Requirement: Return each of the following rows verbatim, from the first line to the last, without changing any character.

Data rows:

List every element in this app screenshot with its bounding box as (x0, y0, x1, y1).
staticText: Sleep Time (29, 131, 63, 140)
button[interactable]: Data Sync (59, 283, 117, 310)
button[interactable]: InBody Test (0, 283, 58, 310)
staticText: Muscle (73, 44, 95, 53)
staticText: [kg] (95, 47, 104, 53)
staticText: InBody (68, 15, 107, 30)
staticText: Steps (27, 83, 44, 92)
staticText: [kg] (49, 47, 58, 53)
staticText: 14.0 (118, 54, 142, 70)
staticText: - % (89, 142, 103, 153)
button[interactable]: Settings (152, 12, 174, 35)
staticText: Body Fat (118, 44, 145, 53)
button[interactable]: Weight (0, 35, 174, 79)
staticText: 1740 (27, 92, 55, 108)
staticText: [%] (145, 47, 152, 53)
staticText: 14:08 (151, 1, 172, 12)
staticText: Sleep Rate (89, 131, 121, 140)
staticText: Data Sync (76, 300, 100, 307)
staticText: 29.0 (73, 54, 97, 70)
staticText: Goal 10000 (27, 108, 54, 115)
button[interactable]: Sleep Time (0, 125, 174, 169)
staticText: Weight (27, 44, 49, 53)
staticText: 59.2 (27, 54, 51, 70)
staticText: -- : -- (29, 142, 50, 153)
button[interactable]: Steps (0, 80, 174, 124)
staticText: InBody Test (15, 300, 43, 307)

Full solution:
List every element in this app screenshot with its bounding box as (x0, y0, x1, y1).
staticText: Sleep Time (29, 131, 63, 140)
button[interactable]: Data Sync (59, 283, 117, 310)
button[interactable]: InBody Test (0, 283, 58, 310)
staticText: Muscle (73, 44, 95, 53)
staticText: [kg] (95, 47, 104, 53)
staticText: InBody (68, 15, 107, 30)
staticText: Steps (27, 83, 44, 92)
staticText: [kg] (49, 47, 58, 53)
staticText: 14.0 (118, 54, 142, 70)
staticText: - % (89, 142, 103, 153)
button[interactable]: Settings (152, 12, 174, 35)
staticText: Body Fat (118, 44, 145, 53)
button[interactable]: Weight (0, 35, 174, 79)
staticText: 1740 (27, 92, 55, 108)
staticText: [%] (145, 47, 152, 53)
staticText: 14:08 (151, 1, 172, 12)
staticText: Sleep Rate (89, 131, 121, 140)
staticText: Data Sync (76, 300, 100, 307)
staticText: 29.0 (73, 54, 97, 70)
staticText: Goal 10000 (27, 108, 54, 115)
button[interactable]: Sleep Time (0, 125, 174, 169)
staticText: Weight (27, 44, 49, 53)
staticText: 59.2 (27, 54, 51, 70)
staticText: -- : -- (29, 142, 50, 153)
button[interactable]: Steps (0, 80, 174, 124)
staticText: InBody Test (15, 300, 43, 307)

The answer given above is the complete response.